## WHAT IS REQUIRED
Give every line below again, exactly.

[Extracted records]
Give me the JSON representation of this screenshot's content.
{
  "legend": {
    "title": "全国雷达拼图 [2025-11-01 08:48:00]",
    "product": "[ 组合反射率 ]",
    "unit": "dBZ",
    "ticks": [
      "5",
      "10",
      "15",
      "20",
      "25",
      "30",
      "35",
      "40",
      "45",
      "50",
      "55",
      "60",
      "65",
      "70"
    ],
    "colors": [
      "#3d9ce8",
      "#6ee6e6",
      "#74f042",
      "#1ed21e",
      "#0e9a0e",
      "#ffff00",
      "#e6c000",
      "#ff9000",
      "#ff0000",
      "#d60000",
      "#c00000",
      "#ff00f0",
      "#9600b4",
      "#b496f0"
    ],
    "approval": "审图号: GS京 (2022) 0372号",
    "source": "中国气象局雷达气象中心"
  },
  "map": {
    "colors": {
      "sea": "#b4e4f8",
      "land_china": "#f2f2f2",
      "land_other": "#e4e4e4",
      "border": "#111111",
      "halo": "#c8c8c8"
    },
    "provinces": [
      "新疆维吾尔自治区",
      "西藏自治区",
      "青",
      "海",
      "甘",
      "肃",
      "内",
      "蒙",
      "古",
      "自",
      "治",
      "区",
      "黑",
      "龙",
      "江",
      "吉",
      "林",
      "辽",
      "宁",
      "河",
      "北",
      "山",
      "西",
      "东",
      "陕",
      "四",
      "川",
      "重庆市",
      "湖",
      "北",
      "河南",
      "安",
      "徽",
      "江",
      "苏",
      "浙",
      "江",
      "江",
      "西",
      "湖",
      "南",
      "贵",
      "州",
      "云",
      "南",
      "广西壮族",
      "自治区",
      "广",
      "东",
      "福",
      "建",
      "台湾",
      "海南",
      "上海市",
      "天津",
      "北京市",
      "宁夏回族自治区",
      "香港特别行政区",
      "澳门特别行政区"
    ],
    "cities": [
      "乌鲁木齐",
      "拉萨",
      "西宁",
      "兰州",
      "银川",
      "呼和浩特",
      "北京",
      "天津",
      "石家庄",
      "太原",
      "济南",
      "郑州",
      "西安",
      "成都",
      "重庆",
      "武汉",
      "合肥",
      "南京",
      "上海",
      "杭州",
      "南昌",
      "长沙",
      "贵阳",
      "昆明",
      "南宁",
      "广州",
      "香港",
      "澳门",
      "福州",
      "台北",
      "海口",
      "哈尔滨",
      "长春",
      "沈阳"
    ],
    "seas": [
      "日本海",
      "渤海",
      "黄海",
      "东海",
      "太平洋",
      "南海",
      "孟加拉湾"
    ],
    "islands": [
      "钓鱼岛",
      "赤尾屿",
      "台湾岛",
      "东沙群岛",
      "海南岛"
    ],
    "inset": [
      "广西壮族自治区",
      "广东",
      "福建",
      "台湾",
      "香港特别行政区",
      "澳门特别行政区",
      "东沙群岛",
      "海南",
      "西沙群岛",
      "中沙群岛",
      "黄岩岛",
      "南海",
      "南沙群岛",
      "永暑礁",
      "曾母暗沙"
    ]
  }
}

## RESPONSE BELOW
Give me the JSON representation of this screenshot's content.
{
  "legend": {
    "title": "全国雷达拼图 [2025-11-01 08:48:00]",
    "product": "[ 组合反射率 ]",
    "unit": "dBZ",
    "ticks": [
      "5",
      "10",
      "15",
      "20",
      "25",
      "30",
      "35",
      "40",
      "45",
      "50",
      "55",
      "60",
      "65",
      "70"
    ],
    "colors": [
      "#3d9ce8",
      "#6ee6e6",
      "#74f042",
      "#1ed21e",
      "#0e9a0e",
      "#ffff00",
      "#e6c000",
      "#ff9000",
      "#ff0000",
      "#d60000",
      "#c00000",
      "#ff00f0",
      "#9600b4",
      "#b496f0"
    ],
    "approval": "审图号: GS京 (2022) 0372号",
    "source": "中国气象局雷达气象中心"
  },
  "map": {
    "colors": {
      "sea": "#b4e4f8",
      "land_china": "#f2f2f2",
      "land_other": "#e4e4e4",
      "border": "#111111",
      "halo": "#c8c8c8"
    },
    "provinces": [
      "新疆维吾尔自治区",
      "西藏自治区",
      "青",
      "海",
      "甘",
      "肃",
      "内",
      "蒙",
      "古",
      "自",
      "治",
      "区",
      "黑",
      "龙",
      "江",
      "吉",
      "林",
      "辽",
      "宁",
      "河",
      "北",
      "山",
      "西",
      "东",
      "陕",
      "四",
      "川",
      "重庆市",
      "湖",
      "北",
      "河南",
      "安",
      "徽",
      "江",
      "苏",
      "浙",
      "江",
      "江",
      "西",
      "湖",
      "南",
      "贵",
      "州",
      "云",
      "南",
      "广西壮族",
      "自治区",
      "广",
      "东",
      "福",
      "建",
      "台湾",
      "海南",
      "上海市",
      "天津",
      "北京市",
      "宁夏回族自治区",
      "香港特别行政区",
      "澳门特别行政区"
    ],
    "cities": [
      "乌鲁木齐",
      "拉萨",
      "西宁",
      "兰州",
      "银川",
      "呼和浩特",
      "北京",
      "天津",
      "石家庄",
      "太原",
      "济南",
      "郑州",
      "西安",
      "成都",
      "重庆",
      "武汉",
      "合肥",
      "南京",
      "上海",
      "杭州",
      "南昌",
      "长沙",
      "贵阳",
      "昆明",
      "南宁",
      "广州",
      "香港",
      "澳门",
      "福州",
      "台北",
      "海口",
      "哈尔滨",
      "长春",
      "沈阳"
    ],
    "seas": [
      "日本海",
      "渤海",
      "黄海",
      "东海",
      "太平洋",
      "南海",
      "孟加拉湾"
    ],
    "islands": [
      "钓鱼岛",
      "赤尾屿",
      "台湾岛",
      "东沙群岛",
      "海南岛"
    ],
    "inset": [
      "广西壮族自治区",
      "广东",
      "福建",
      "台湾",
      "香港特别行政区",
      "澳门特别行政区",
      "东沙群岛",
      "海南",
      "西沙群岛",
      "中沙群岛",
      "黄岩岛",
      "南海",
      "南沙群岛",
      "永暑礁",
      "曾母暗沙"
    ]
  }
}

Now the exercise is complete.